-- BEGIN PAGE --

Of greater concern, what we are teaching our children when we lack resilience? Studies have shown that resilience is ordinary, not extraordinary. Most of what we need to make our dreams come true lies within. It is in learning how to harness our strengths that success is made. Can we allow our youth to see us give up or quit because life is too tough to handle?
The model that children most likely follow and truly want to follow is that of the parent or guardian. We have a supreme responsibility to set the course for not only our success, but for the success of generations to come. This can be accomplished by continued commitment and passion for our dreams and making them happen. It can also occur when we are challenged and in how we manage such obstacles. Our youth today is watching our every move. They are looking for model behavior to help them succeed in a world that has greater demands every day. We are tasked with demonstrating the commitment necessary to fulfill our desires through our resilience. The results will show in the choices that our children make, and we must accept responsibility for those choices before they are made.

-- END PAGE --
-- BEGIN PROVIDED DATA --

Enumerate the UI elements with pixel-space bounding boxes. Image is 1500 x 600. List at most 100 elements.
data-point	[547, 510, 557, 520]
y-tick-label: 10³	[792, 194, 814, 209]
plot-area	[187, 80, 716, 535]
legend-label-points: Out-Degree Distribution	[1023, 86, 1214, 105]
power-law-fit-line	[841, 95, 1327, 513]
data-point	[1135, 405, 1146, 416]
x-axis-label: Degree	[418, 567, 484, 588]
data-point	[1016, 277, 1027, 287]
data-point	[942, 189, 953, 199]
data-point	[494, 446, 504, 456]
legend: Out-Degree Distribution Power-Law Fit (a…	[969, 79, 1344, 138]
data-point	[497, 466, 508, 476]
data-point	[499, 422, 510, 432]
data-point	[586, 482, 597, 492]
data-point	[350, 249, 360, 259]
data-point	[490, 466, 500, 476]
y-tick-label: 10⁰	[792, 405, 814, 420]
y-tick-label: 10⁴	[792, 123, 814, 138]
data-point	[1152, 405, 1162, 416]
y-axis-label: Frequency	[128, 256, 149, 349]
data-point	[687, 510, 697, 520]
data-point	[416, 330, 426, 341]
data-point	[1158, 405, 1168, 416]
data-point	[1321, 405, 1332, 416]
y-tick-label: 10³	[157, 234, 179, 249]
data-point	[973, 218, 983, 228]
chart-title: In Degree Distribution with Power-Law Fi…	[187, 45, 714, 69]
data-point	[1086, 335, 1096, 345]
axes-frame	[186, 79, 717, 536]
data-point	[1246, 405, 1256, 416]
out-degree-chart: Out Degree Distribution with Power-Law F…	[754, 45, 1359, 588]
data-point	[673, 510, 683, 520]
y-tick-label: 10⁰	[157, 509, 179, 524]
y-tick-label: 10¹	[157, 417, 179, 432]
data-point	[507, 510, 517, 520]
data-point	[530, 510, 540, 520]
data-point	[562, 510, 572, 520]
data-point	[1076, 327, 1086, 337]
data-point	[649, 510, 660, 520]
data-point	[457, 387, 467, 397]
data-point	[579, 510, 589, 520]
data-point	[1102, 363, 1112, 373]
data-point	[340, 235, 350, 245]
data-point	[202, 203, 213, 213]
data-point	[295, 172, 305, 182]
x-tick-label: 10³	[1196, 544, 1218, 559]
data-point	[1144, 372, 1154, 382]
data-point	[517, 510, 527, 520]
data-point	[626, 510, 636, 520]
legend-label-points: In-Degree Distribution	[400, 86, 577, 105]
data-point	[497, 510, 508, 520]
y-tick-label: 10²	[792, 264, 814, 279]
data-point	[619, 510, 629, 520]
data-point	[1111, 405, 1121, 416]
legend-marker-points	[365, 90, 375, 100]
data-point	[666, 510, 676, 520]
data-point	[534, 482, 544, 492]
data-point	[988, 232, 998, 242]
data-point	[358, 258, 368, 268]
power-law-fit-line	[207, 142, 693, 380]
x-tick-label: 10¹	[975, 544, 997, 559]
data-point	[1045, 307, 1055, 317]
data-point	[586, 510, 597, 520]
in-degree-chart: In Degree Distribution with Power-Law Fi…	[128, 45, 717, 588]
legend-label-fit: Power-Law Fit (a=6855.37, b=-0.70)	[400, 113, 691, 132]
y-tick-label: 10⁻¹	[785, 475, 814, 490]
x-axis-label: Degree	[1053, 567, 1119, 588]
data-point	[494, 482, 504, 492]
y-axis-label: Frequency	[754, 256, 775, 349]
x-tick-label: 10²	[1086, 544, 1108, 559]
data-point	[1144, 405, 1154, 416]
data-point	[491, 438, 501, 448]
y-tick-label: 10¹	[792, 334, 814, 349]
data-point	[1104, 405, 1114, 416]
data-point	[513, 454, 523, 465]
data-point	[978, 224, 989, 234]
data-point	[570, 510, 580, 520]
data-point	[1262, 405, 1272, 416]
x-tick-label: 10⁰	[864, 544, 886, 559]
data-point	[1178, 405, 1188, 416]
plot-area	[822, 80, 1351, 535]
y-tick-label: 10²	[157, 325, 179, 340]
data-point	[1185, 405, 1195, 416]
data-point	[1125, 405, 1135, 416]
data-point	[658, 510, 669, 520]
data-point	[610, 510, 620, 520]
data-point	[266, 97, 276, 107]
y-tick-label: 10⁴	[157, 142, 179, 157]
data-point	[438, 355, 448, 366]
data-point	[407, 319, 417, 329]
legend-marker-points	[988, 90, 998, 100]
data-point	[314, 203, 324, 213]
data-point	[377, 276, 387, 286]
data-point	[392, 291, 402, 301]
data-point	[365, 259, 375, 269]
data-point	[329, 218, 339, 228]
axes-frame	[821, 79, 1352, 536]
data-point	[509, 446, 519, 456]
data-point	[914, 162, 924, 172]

-- END PROVIDED DATA --

PROMPT: Does the passage on resilience agree with each statement? (a) Resilience is extraordinary. (b) Children most likely follow the model of a parent or guardian. (c) The world places fewer demands on youth each day. Answer yes or no for each and quote the words of the passage that decide it. The entries have nothing to do with the passage on resilience.

THE RESULT:
(a) No: "Studies have shown that resilience is ordinary, not extraordinary."
(b) Yes: "The model that children most likely follow and truly want to follow is that of the parent or guardian."
(c) No: "a world that has greater demands every day"